= WHAT TO DO =
The records that follow must be repeated verbatim, every one of them.

[Lines of data]
******************************

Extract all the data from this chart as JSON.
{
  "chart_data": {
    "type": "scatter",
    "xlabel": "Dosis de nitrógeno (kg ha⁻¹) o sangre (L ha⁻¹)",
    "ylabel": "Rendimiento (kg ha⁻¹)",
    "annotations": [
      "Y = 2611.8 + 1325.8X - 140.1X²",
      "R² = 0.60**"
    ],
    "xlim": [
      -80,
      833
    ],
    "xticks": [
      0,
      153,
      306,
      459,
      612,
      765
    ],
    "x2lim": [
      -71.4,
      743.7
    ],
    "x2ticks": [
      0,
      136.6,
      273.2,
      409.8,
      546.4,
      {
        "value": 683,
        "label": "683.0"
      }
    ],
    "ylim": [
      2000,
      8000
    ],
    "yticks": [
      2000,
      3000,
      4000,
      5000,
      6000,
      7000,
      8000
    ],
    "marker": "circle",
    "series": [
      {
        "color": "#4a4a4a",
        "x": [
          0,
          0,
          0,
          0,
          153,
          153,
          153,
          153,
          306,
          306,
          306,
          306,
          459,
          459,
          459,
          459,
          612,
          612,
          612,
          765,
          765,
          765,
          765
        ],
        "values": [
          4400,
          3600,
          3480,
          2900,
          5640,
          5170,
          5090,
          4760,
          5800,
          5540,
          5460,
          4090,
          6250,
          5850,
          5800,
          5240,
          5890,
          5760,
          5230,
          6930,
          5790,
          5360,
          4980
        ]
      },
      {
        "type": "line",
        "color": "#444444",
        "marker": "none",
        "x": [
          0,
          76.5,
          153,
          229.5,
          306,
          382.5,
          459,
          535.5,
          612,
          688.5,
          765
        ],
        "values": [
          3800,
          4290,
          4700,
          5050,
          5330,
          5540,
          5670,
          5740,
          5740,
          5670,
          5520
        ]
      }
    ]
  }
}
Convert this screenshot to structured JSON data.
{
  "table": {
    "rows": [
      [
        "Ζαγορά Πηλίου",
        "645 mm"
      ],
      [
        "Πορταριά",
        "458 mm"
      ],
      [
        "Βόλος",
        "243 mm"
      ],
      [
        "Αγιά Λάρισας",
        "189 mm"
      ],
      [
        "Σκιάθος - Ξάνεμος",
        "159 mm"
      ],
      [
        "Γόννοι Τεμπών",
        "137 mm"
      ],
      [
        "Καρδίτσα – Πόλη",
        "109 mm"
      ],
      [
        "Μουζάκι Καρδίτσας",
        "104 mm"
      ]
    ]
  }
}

******************************

= TASK RESULT =
Extract all the data from this chart as JSON.
{
  "chart_data": {
    "type": "scatter",
    "xlabel": "Dosis de nitrógeno (kg ha⁻¹) o sangre (L ha⁻¹)",
    "ylabel": "Rendimiento (kg ha⁻¹)",
    "annotations": [
      "Y = 2611.8 + 1325.8X - 140.1X²",
      "R² = 0.60**"
    ],
    "xlim": [
      -80,
      833
    ],
    "xticks": [
      0,
      153,
      306,
      459,
      612,
      765
    ],
    "x2lim": [
      -71.4,
      743.7
    ],
    "x2ticks": [
      0,
      136.6,
      273.2,
      409.8,
      546.4,
      {
        "value": 683,
        "label": "683.0"
      }
    ],
    "ylim": [
      2000,
      8000
    ],
    "yticks": [
      2000,
      3000,
      4000,
      5000,
      6000,
      7000,
      8000
    ],
    "marker": "circle",
    "series": [
      {
        "color": "#4a4a4a",
        "x": [
          0,
          0,
          0,
          0,
          153,
          153,
          153,
          153,
          306,
          306,
          306,
          306,
          459,
          459,
          459,
          459,
          612,
          612,
          612,
          765,
          765,
          765,
          765
        ],
        "values": [
          4400,
          3600,
          3480,
          2900,
          5640,
          5170,
          5090,
          4760,
          5800,
          5540,
          5460,
          4090,
          6250,
          5850,
          5800,
          5240,
          5890,
          5760,
          5230,
          6930,
          5790,
          5360,
          4980
        ]
      },
      {
        "type": "line",
        "color": "#444444",
        "marker": "none",
        "x": [
          0,
          76.5,
          153,
          229.5,
          306,
          382.5,
          459,
          535.5,
          612,
          688.5,
          765
        ],
        "values": [
          3800,
          4290,
          4700,
          5050,
          5330,
          5540,
          5670,
          5740,
          5740,
          5670,
          5520
        ]
      }
    ]
  }
}
Convert this screenshot to structured JSON data.
{
  "table": {
    "rows": [
      [
        "Ζαγορά Πηλίου",
        "645 mm"
      ],
      [
        "Πορταριά",
        "458 mm"
      ],
      [
        "Βόλος",
        "243 mm"
      ],
      [
        "Αγιά Λάρισας",
        "189 mm"
      ],
      [
        "Σκιάθος - Ξάνεμος",
        "159 mm"
      ],
      [
        "Γόννοι Τεμπών",
        "137 mm"
      ],
      [
        "Καρδίτσα – Πόλη",
        "109 mm"
      ],
      [
        "Μουζάκι Καρδίτσας",
        "104 mm"
      ]
    ]
  }
}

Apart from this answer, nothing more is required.